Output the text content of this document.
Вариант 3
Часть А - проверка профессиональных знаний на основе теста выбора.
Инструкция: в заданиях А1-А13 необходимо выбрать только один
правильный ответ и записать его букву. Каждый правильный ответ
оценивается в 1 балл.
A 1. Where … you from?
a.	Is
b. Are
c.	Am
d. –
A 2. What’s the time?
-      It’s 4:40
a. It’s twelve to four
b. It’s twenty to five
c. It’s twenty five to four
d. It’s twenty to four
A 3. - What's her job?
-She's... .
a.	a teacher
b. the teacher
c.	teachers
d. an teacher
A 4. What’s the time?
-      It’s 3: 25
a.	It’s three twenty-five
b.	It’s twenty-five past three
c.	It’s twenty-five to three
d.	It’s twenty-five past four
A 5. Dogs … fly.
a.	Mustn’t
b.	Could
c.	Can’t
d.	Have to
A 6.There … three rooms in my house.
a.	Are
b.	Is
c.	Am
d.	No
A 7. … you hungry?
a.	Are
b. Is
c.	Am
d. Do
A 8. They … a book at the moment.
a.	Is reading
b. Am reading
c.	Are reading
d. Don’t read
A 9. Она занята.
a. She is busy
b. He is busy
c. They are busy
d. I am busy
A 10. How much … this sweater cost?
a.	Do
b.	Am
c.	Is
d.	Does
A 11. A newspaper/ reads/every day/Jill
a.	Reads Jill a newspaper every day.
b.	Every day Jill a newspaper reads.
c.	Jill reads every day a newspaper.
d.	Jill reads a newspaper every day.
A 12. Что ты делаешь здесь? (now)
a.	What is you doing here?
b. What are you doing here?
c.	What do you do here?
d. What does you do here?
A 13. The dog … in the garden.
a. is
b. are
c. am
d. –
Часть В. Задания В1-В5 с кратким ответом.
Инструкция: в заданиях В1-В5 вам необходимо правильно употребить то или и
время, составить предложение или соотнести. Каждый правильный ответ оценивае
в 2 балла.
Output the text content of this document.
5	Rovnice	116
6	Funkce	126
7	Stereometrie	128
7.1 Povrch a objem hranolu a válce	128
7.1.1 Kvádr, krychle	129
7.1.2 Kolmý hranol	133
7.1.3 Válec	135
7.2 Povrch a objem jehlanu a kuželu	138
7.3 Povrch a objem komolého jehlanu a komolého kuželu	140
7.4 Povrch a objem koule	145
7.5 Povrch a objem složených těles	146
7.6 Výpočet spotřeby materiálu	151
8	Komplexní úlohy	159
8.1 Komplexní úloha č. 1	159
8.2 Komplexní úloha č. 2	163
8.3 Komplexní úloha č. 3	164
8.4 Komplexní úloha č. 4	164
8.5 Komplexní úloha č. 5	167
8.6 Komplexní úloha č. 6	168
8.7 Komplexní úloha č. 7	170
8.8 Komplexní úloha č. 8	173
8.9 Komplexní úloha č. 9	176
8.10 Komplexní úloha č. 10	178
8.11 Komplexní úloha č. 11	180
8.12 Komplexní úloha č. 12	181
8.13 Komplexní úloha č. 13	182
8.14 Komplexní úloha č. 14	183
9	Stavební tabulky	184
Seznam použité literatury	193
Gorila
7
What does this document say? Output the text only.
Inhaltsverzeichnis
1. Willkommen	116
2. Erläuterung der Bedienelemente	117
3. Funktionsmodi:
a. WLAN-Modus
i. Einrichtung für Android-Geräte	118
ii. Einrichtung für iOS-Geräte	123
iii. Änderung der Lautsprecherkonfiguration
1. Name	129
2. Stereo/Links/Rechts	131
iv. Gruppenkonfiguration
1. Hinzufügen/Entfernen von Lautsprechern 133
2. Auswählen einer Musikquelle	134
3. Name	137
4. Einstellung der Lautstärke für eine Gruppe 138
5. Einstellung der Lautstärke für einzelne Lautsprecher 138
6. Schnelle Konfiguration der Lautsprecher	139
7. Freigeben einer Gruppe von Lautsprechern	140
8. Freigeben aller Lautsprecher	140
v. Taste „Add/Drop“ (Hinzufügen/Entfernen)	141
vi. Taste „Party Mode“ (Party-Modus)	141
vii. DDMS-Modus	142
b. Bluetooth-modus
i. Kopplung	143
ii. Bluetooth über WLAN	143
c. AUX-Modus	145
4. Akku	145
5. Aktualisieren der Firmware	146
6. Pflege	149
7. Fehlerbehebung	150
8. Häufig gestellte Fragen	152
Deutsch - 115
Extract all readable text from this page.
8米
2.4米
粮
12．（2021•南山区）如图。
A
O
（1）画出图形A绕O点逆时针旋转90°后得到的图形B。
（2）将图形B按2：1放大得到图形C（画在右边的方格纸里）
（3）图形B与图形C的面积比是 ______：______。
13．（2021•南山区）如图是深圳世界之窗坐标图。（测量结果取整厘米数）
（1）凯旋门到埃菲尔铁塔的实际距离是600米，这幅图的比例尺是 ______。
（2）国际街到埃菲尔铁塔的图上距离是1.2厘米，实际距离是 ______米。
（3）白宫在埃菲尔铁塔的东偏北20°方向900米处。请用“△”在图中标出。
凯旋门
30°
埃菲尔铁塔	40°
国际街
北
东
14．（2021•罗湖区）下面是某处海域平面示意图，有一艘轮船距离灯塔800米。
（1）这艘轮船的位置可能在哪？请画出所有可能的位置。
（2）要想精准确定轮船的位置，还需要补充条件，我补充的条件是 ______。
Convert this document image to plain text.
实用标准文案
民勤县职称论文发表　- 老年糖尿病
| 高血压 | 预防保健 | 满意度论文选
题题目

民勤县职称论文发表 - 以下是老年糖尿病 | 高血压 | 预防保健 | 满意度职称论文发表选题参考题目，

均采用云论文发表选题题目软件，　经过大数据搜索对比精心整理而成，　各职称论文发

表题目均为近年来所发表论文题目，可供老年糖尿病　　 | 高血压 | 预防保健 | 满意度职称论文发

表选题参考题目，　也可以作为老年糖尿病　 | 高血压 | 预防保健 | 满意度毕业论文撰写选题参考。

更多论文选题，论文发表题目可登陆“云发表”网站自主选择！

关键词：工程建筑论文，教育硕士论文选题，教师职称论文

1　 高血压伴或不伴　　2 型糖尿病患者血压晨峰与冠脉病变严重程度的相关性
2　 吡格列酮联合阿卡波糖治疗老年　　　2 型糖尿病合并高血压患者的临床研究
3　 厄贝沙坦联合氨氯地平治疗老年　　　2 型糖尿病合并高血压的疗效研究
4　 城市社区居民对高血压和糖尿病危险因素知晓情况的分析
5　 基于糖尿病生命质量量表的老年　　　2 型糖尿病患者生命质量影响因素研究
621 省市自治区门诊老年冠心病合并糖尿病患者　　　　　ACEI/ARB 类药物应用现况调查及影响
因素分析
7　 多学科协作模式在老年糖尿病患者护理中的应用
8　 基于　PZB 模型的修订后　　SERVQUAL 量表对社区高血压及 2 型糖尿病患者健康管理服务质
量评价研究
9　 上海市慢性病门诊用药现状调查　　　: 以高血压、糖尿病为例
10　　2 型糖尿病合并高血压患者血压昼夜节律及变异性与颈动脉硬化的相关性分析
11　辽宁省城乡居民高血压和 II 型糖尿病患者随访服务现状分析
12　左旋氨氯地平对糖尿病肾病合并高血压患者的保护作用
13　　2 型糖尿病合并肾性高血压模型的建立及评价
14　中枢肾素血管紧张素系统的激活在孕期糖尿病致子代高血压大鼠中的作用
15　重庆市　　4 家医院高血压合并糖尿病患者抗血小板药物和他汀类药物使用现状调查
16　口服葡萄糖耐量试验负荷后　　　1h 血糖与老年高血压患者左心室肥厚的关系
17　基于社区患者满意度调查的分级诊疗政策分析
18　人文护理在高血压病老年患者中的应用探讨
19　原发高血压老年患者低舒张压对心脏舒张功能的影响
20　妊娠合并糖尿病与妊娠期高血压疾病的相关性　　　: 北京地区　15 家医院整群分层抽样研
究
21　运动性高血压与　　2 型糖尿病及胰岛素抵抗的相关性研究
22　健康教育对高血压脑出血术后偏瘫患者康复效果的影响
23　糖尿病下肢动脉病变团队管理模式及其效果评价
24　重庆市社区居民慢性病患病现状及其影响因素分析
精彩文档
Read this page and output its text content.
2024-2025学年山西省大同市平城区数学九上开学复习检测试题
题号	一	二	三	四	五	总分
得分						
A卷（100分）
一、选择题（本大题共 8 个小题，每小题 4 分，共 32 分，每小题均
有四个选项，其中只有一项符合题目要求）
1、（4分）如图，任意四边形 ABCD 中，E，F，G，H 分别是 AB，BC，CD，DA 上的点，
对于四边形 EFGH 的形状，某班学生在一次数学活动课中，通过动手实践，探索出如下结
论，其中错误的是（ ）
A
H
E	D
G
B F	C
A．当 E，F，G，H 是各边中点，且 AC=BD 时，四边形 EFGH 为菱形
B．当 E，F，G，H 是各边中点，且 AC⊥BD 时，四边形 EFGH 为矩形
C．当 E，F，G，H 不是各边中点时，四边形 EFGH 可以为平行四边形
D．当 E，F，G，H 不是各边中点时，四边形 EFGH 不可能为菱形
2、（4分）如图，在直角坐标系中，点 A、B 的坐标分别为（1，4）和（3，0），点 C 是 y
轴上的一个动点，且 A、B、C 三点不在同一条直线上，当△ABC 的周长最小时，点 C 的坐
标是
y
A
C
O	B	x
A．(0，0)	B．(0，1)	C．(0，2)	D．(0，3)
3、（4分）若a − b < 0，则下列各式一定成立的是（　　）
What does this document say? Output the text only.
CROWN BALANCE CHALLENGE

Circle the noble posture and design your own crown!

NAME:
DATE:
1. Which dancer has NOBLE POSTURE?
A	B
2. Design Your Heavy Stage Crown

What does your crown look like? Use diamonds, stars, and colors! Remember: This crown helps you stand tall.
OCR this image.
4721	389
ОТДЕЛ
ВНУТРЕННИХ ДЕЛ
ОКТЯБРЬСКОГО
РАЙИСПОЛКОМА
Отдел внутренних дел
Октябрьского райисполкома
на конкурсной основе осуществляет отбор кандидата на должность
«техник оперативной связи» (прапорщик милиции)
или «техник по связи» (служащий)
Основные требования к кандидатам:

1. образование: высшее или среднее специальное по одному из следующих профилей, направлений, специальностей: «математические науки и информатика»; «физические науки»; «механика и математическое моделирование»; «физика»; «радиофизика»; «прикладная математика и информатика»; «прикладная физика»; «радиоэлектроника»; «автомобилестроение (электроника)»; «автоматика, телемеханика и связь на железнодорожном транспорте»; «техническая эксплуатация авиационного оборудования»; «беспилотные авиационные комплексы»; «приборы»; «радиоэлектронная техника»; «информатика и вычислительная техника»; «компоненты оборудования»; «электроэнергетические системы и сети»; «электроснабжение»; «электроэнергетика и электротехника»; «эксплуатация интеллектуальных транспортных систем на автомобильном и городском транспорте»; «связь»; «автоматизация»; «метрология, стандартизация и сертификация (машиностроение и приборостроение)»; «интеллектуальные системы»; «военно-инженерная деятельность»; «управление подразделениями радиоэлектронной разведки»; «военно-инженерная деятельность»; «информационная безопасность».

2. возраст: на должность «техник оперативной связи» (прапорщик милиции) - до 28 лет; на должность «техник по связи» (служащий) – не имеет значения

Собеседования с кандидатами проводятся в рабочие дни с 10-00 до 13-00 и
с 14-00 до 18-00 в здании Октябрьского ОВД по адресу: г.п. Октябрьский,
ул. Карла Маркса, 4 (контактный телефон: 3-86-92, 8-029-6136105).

◆ AIM: Gather and return every line that holds the string "Einrichtung".

◆ THE SOLUTION:
i. Einrichtung für Android-Geräte	118
ii. Einrichtung für iOS-Geräte	123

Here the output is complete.